◆ What you need to do:
Each record below is to be reproduced without any change.

--- Data for the task ---

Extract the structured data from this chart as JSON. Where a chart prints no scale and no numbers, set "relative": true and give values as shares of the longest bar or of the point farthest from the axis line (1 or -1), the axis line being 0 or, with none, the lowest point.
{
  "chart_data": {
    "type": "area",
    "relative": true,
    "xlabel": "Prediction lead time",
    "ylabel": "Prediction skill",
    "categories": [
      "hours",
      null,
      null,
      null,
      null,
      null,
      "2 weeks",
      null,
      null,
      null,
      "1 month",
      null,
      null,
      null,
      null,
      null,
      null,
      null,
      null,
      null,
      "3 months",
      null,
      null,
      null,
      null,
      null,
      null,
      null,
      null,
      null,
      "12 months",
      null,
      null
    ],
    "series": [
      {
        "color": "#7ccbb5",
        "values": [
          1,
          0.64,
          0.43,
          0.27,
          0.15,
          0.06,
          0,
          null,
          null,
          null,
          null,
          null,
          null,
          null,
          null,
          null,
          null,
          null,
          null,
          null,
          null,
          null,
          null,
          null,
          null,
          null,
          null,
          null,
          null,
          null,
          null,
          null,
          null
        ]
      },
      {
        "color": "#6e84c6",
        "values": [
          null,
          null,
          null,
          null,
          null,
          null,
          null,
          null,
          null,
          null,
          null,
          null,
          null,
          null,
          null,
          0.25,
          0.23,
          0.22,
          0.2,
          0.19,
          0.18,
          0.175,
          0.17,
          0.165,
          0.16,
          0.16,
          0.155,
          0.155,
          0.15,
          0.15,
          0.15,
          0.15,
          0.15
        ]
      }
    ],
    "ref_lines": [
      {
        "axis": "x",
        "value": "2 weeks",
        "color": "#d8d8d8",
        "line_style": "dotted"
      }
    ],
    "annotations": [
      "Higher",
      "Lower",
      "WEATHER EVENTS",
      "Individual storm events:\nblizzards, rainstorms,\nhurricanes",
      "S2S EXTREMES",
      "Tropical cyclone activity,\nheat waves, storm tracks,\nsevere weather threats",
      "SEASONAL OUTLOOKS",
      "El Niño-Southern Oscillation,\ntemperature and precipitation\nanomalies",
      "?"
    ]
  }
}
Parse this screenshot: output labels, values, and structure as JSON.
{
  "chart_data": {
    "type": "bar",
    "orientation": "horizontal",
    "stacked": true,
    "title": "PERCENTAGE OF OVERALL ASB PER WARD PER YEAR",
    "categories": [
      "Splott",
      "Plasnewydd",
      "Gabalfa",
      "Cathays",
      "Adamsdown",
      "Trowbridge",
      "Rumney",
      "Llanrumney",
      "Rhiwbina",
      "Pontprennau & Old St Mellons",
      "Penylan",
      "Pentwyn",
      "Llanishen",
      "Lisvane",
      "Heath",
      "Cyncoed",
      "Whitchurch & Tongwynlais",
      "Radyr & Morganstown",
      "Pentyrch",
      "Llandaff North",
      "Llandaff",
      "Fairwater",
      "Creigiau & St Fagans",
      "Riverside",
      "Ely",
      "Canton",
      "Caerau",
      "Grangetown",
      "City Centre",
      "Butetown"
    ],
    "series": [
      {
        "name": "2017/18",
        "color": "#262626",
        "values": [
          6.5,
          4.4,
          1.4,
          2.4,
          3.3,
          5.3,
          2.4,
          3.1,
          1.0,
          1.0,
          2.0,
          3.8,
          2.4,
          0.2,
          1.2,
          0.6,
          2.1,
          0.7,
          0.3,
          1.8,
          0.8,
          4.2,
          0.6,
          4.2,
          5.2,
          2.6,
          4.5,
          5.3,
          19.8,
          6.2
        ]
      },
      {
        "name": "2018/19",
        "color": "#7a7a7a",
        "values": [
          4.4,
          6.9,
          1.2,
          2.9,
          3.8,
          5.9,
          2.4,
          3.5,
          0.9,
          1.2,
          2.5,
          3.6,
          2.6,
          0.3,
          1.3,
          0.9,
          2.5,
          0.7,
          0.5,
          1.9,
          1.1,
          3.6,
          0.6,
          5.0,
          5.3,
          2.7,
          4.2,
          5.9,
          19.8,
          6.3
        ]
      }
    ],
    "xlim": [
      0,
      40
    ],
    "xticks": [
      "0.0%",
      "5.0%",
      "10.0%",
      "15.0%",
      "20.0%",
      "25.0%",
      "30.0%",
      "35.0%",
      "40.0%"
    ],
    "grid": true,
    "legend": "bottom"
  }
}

---

◆ Answer:
Extract the structured data from this chart as JSON. Where a chart prints no scale and no numbers, set "relative": true and give values as shares of the longest bar or of the point farthest from the axis line (1 or -1), the axis line being 0 or, with none, the lowest point.
{
  "chart_data": {
    "type": "area",
    "relative": true,
    "xlabel": "Prediction lead time",
    "ylabel": "Prediction skill",
    "categories": [
      "hours",
      null,
      null,
      null,
      null,
      null,
      "2 weeks",
      null,
      null,
      null,
      "1 month",
      null,
      null,
      null,
      null,
      null,
      null,
      null,
      null,
      null,
      "3 months",
      null,
      null,
      null,
      null,
      null,
      null,
      null,
      null,
      null,
      "12 months",
      null,
      null
    ],
    "series": [
      {
        "color": "#7ccbb5",
        "values": [
          1,
          0.64,
          0.43,
          0.27,
          0.15,
          0.06,
          0,
          null,
          null,
          null,
          null,
          null,
          null,
          null,
          null,
          null,
          null,
          null,
          null,
          null,
          null,
          null,
          null,
          null,
          null,
          null,
          null,
          null,
          null,
          null,
          null,
          null,
          null
        ]
      },
      {
        "color": "#6e84c6",
        "values": [
          null,
          null,
          null,
          null,
          null,
          null,
          null,
          null,
          null,
          null,
          null,
          null,
          null,
          null,
          null,
          0.25,
          0.23,
          0.22,
          0.2,
          0.19,
          0.18,
          0.175,
          0.17,
          0.165,
          0.16,
          0.16,
          0.155,
          0.155,
          0.15,
          0.15,
          0.15,
          0.15,
          0.15
        ]
      }
    ],
    "ref_lines": [
      {
        "axis": "x",
        "value": "2 weeks",
        "color": "#d8d8d8",
        "line_style": "dotted"
      }
    ],
    "annotations": [
      "Higher",
      "Lower",
      "WEATHER EVENTS",
      "Individual storm events:\nblizzards, rainstorms,\nhurricanes",
      "S2S EXTREMES",
      "Tropical cyclone activity,\nheat waves, storm tracks,\nsevere weather threats",
      "SEASONAL OUTLOOKS",
      "El Niño-Southern Oscillation,\ntemperature and precipitation\nanomalies",
      "?"
    ]
  }
}
Parse this screenshot: output labels, values, and structure as JSON.
{
  "chart_data": {
    "type": "bar",
    "orientation": "horizontal",
    "stacked": true,
    "title": "PERCENTAGE OF OVERALL ASB PER WARD PER YEAR",
    "categories": [
      "Splott",
      "Plasnewydd",
      "Gabalfa",
      "Cathays",
      "Adamsdown",
      "Trowbridge",
      "Rumney",
      "Llanrumney",
      "Rhiwbina",
      "Pontprennau & Old St Mellons",
      "Penylan",
      "Pentwyn",
      "Llanishen",
      "Lisvane",
      "Heath",
      "Cyncoed",
      "Whitchurch & Tongwynlais",
      "Radyr & Morganstown",
      "Pentyrch",
      "Llandaff North",
      "Llandaff",
      "Fairwater",
      "Creigiau & St Fagans",
      "Riverside",
      "Ely",
      "Canton",
      "Caerau",
      "Grangetown",
      "City Centre",
      "Butetown"
    ],
    "series": [
      {
        "name": "2017/18",
        "color": "#262626",
        "values": [
          6.5,
          4.4,
          1.4,
          2.4,
          3.3,
          5.3,
          2.4,
          3.1,
          1.0,
          1.0,
          2.0,
          3.8,
          2.4,
          0.2,
          1.2,
          0.6,
          2.1,
          0.7,
          0.3,
          1.8,
          0.8,
          4.2,
          0.6,
          4.2,
          5.2,
          2.6,
          4.5,
          5.3,
          19.8,
          6.2
        ]
      },
      {
        "name": "2018/19",
        "color": "#7a7a7a",
        "values": [
          4.4,
          6.9,
          1.2,
          2.9,
          3.8,
          5.9,
          2.4,
          3.5,
          0.9,
          1.2,
          2.5,
          3.6,
          2.6,
          0.3,
          1.3,
          0.9,
          2.5,
          0.7,
          0.5,
          1.9,
          1.1,
          3.6,
          0.6,
          5.0,
          5.3,
          2.7,
          4.2,
          5.9,
          19.8,
          6.3
        ]
      }
    ],
    "xlim": [
      0,
      40
    ],
    "xticks": [
      "0.0%",
      "5.0%",
      "10.0%",
      "15.0%",
      "20.0%",
      "25.0%",
      "30.0%",
      "35.0%",
      "40.0%"
    ],
    "grid": true,
    "legend": "bottom"
  }
}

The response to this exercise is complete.